GOAL:
Among the entries below, find the lines with "JSON" and copy them.

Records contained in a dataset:
------
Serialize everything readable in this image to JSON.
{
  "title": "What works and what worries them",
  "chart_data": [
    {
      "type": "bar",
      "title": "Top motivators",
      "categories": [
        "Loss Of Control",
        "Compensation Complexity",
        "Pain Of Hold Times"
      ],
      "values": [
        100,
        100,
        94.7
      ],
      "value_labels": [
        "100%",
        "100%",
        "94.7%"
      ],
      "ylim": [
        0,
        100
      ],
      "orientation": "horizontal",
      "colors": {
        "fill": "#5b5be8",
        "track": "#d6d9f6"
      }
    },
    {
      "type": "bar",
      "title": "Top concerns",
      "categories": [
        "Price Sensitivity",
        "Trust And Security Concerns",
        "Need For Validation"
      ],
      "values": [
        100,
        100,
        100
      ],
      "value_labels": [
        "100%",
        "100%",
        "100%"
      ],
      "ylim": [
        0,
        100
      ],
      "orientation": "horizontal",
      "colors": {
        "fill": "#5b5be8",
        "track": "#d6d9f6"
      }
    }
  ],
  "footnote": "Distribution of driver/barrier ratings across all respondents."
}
------
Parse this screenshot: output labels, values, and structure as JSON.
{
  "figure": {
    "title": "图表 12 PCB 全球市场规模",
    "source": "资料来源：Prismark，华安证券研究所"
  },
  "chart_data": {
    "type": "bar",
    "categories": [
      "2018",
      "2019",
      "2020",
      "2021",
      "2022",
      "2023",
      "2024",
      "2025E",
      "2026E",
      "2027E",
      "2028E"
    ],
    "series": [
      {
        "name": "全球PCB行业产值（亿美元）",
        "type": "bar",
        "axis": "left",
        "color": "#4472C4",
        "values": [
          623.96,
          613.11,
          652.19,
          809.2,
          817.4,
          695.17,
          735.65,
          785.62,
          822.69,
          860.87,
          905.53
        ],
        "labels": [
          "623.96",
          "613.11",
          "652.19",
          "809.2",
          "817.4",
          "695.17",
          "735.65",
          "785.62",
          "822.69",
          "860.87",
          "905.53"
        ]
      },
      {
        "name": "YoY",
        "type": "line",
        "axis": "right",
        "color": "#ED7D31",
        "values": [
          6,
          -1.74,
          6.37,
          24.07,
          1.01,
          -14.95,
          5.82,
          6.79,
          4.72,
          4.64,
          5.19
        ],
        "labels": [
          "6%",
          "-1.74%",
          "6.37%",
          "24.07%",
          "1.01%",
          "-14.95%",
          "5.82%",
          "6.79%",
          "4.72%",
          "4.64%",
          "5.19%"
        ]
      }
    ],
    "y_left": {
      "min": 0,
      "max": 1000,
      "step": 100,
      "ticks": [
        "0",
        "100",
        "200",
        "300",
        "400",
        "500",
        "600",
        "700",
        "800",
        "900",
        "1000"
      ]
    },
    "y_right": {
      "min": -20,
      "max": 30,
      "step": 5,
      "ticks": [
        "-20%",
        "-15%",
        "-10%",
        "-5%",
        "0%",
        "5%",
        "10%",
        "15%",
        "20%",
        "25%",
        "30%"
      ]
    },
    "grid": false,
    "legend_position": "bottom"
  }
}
------
PROBLEM SOLUTION:
Serialize everything readable in this image to JSON.
Parse this screenshot: output labels, values, and structure as JSON.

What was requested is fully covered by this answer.